REQUEST. Where the string "produção" occurs in the material below, report the whole line.
•••••
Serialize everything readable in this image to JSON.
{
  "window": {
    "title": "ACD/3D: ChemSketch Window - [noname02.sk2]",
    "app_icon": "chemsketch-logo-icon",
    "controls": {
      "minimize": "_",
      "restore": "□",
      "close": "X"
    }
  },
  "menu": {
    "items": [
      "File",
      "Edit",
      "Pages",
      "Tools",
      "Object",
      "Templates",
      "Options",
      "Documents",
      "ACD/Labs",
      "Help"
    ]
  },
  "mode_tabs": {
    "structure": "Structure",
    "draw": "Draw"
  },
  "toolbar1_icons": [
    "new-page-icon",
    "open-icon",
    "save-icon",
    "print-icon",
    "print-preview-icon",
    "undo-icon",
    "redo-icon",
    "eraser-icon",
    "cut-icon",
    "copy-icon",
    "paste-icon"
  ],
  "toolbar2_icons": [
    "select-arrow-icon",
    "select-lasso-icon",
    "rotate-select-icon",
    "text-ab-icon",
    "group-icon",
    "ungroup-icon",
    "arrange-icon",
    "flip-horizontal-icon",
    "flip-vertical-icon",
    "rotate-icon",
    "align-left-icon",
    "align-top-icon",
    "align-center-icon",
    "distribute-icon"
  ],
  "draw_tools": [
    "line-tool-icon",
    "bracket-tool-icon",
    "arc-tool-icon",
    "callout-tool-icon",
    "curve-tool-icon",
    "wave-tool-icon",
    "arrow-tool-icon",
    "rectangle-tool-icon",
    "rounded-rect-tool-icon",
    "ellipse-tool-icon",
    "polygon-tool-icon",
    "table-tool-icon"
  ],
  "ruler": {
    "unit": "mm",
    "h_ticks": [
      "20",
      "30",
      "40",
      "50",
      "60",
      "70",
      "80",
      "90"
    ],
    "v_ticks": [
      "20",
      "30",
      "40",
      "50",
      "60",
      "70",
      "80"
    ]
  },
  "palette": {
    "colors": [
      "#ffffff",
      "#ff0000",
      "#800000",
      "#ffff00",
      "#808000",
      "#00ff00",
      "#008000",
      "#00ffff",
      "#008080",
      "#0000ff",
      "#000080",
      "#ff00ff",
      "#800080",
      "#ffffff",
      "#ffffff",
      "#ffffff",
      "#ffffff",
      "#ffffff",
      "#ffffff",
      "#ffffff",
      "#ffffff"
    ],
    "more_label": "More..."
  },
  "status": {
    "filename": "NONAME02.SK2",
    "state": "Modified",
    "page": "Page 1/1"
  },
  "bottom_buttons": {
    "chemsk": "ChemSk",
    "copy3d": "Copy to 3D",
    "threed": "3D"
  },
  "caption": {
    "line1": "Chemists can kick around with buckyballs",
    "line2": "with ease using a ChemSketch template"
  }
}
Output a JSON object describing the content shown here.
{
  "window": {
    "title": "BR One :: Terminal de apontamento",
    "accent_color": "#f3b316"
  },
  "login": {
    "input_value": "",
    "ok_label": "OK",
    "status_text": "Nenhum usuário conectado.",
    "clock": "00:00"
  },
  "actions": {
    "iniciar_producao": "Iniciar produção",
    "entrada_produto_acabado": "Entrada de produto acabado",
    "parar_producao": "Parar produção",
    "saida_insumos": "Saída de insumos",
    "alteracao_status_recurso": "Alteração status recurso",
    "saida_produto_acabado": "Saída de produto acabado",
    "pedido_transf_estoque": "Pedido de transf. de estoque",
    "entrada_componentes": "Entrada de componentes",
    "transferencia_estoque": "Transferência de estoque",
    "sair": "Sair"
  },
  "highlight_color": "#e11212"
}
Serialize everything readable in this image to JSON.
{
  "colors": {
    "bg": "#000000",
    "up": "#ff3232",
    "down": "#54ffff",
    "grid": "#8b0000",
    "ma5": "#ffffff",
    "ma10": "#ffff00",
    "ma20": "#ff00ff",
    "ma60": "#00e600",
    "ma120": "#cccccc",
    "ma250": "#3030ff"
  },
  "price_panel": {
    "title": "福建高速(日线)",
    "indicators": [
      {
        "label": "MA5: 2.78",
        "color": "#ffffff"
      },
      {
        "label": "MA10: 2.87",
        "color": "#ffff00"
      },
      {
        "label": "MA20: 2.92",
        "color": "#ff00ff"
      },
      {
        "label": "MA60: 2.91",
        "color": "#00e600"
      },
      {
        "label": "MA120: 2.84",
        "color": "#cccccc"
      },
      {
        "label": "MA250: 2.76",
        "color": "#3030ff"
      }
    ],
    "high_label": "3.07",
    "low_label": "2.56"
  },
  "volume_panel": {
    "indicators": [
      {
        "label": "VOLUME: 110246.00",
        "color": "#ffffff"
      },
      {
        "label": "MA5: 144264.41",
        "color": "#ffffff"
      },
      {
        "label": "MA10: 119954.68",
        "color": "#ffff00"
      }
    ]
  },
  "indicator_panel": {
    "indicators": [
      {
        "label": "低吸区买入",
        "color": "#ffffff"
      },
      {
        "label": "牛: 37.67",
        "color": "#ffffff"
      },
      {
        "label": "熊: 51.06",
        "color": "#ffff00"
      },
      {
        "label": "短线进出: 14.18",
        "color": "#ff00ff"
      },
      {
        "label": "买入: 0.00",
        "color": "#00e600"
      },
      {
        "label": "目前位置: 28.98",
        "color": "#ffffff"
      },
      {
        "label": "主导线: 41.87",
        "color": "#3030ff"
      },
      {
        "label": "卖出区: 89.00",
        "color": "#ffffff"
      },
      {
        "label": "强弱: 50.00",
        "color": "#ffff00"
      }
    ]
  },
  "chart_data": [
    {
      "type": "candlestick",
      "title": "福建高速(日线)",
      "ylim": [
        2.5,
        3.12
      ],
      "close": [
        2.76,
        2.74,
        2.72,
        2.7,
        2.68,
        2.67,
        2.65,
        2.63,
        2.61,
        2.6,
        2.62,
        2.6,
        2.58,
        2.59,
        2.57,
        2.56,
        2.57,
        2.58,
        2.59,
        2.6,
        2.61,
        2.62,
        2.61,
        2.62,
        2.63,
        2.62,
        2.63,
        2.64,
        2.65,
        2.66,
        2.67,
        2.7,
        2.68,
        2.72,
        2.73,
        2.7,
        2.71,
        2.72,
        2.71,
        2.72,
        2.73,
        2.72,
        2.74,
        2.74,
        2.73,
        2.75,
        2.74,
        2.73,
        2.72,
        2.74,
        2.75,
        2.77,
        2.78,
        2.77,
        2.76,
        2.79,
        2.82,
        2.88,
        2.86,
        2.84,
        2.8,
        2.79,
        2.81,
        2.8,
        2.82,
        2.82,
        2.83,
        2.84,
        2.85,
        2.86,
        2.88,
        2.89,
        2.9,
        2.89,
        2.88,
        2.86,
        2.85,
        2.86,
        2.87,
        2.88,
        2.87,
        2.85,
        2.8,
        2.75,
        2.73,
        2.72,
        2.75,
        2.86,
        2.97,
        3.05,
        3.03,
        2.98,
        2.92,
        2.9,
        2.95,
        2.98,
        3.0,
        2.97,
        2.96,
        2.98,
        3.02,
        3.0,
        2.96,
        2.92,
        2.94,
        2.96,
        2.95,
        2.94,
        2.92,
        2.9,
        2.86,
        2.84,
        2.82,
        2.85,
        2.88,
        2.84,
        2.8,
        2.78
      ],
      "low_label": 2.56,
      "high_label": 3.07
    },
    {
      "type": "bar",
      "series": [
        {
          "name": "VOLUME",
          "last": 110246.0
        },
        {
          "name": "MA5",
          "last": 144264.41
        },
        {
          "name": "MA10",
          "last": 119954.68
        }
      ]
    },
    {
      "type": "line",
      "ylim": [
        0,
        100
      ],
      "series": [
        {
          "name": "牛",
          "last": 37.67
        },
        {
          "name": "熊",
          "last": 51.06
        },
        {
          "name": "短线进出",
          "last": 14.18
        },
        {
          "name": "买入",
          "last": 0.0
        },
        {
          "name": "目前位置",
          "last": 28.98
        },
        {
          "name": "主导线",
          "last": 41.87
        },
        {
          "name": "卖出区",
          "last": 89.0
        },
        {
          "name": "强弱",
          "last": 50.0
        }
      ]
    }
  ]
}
•••••
TASK OUTPUT.
    "iniciar_producao": "Iniciar produção",
    "parar_producao": "Parar produção",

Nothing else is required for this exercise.